■ **RECORDS FOR THE TASK**
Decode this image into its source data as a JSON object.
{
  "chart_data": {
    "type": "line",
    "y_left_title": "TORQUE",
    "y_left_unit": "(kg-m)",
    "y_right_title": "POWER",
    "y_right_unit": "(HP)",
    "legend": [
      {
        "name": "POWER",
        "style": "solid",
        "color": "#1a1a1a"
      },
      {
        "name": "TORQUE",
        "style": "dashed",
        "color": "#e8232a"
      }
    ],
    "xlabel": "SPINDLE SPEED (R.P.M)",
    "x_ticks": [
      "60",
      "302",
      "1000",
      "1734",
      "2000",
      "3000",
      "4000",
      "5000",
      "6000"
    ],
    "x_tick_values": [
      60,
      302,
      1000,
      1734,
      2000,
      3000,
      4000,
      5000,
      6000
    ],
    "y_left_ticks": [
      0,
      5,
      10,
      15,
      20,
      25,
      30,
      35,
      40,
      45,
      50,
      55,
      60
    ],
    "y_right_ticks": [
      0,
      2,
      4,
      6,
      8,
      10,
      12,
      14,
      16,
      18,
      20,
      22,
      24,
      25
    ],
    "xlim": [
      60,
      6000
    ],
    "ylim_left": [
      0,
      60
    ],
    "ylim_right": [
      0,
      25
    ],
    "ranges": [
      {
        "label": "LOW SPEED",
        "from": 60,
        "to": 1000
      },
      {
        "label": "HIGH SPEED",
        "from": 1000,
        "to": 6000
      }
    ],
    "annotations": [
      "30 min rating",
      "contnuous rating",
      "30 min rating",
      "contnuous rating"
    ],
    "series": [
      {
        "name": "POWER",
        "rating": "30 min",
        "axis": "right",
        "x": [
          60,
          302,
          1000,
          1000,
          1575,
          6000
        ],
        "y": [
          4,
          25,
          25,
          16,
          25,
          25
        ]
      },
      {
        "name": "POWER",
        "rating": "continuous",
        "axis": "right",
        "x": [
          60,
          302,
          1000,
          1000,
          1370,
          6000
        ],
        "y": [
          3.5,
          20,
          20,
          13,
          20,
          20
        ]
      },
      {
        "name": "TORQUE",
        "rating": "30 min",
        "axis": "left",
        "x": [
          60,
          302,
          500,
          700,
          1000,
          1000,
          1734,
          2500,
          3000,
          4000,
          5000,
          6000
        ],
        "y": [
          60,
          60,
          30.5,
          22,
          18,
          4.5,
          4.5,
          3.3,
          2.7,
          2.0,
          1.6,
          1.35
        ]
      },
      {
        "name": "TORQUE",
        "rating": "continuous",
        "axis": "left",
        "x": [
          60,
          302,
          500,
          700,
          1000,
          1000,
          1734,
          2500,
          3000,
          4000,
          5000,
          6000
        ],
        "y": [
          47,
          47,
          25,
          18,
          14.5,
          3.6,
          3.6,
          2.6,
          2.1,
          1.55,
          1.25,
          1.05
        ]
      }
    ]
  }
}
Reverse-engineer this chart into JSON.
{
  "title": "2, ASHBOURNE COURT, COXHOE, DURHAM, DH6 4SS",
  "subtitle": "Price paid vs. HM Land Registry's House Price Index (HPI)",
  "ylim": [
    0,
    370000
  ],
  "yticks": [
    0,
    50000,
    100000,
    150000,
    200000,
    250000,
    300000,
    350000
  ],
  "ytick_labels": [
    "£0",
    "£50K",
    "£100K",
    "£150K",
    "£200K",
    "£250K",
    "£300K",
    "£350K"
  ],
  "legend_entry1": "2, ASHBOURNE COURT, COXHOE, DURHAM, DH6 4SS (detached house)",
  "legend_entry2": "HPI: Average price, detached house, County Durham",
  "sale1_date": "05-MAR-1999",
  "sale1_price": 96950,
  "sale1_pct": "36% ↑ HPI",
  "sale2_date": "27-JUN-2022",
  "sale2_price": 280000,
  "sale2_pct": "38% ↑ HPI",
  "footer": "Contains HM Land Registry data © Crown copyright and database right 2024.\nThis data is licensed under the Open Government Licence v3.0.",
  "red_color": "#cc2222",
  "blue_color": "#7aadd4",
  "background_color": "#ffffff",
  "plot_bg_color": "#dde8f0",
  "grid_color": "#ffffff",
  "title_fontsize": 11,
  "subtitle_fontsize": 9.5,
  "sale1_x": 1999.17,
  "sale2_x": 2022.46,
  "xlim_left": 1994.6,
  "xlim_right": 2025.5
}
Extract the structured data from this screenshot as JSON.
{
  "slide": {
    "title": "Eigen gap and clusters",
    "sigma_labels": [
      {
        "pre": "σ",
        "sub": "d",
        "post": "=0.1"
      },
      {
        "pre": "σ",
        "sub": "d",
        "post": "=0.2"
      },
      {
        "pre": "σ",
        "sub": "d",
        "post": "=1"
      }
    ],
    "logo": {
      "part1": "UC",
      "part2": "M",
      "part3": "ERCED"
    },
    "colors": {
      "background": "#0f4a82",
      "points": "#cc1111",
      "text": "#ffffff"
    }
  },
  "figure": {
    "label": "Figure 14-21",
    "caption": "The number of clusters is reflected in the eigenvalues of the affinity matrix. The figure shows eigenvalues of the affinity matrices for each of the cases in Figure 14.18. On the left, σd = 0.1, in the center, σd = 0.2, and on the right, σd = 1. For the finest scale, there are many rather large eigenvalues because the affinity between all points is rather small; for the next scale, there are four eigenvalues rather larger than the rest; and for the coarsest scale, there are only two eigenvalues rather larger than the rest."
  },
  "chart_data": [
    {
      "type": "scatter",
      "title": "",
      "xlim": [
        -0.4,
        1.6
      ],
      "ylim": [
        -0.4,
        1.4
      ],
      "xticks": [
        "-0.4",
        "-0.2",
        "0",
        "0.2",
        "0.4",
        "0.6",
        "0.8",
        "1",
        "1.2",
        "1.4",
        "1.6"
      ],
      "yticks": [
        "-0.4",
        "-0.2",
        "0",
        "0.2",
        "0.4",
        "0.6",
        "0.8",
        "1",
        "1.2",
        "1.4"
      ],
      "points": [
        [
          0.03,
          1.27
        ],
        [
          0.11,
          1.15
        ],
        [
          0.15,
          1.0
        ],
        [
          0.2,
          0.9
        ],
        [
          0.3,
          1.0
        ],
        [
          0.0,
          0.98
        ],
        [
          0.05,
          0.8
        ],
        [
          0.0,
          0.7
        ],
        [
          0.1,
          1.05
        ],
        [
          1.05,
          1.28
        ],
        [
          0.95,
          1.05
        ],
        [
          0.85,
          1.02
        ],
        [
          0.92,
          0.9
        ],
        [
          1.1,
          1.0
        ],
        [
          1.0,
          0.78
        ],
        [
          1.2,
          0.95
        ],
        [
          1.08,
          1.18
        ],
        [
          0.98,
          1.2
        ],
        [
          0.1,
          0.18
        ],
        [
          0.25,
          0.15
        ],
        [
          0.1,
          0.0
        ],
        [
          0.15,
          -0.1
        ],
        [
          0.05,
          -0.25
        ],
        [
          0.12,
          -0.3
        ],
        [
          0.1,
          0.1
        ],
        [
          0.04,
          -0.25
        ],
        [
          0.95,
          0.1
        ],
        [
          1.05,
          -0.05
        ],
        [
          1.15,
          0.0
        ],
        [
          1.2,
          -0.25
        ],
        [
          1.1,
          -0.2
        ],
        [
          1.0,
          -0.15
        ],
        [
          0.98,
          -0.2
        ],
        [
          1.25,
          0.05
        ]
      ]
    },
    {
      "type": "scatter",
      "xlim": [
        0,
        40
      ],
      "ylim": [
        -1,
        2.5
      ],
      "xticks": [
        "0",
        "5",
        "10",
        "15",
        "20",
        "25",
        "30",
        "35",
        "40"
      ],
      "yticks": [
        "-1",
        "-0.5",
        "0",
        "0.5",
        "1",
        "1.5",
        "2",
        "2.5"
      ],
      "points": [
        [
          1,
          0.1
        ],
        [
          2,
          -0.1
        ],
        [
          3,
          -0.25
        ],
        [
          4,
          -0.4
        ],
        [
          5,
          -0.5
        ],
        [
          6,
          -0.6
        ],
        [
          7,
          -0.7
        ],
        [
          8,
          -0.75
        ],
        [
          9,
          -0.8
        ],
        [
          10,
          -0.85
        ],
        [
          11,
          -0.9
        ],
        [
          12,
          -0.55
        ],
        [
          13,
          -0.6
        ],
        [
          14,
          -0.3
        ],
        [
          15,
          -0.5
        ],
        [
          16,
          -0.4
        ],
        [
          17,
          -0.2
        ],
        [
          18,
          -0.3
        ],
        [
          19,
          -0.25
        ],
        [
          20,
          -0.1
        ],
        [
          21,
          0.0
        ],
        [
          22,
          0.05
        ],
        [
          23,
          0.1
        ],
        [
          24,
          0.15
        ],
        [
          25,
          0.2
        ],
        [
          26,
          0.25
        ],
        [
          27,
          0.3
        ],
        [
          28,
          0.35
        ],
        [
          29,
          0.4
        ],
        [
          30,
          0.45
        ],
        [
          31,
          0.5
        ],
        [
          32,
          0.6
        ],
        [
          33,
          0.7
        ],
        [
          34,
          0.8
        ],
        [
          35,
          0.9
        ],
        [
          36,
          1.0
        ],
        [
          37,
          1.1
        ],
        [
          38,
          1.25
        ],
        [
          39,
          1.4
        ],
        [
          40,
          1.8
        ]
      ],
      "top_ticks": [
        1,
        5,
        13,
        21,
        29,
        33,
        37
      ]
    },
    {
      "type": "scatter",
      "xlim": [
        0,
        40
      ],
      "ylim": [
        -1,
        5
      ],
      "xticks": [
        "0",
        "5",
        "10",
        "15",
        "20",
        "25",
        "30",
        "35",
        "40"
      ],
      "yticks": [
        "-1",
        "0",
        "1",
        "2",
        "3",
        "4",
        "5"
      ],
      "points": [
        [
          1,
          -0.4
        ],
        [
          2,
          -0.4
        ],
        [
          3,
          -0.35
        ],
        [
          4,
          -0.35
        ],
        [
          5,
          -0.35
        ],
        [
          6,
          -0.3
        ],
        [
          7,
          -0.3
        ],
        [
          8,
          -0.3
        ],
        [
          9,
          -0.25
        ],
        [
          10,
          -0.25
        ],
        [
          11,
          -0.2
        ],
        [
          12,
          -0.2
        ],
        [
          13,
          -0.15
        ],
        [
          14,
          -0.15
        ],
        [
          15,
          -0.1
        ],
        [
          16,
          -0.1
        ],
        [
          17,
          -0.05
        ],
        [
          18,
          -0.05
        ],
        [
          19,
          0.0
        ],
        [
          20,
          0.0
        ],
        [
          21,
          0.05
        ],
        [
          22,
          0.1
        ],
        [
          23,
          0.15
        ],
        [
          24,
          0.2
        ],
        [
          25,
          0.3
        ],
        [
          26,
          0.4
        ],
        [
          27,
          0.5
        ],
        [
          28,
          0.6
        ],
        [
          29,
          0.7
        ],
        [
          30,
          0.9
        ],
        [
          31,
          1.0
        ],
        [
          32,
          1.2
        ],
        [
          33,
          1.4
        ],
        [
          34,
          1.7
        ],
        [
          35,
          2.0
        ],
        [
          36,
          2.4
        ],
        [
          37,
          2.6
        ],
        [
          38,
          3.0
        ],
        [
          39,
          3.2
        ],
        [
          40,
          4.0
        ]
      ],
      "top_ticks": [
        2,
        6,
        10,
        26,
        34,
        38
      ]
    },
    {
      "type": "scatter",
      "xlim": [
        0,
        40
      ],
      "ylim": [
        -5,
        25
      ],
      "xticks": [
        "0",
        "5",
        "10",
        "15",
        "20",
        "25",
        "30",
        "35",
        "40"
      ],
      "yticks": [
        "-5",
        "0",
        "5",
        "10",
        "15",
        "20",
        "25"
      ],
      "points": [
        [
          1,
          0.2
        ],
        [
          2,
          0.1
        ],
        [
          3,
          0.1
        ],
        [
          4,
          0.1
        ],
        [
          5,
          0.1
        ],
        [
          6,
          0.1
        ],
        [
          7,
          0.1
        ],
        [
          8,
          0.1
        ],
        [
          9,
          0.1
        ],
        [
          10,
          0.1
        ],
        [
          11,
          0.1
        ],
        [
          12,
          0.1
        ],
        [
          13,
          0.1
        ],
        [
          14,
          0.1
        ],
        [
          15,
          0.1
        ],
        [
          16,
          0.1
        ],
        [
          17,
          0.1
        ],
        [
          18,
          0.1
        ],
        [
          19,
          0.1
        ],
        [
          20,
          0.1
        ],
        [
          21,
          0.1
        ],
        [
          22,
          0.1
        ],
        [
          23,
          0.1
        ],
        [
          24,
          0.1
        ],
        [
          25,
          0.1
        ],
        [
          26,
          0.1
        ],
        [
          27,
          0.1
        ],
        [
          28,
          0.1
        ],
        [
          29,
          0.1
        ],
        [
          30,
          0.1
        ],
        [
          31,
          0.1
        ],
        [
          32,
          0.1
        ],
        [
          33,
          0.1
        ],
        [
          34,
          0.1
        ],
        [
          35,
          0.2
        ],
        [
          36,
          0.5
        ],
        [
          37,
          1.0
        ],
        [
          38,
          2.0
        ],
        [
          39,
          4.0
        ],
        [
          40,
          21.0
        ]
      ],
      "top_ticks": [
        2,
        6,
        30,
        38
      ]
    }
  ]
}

■ **EXERCISE BRIEF**
How many lines of these entries hold the string "into"? Answer with the number alone.

■ **EXPECTED ANSWER**
2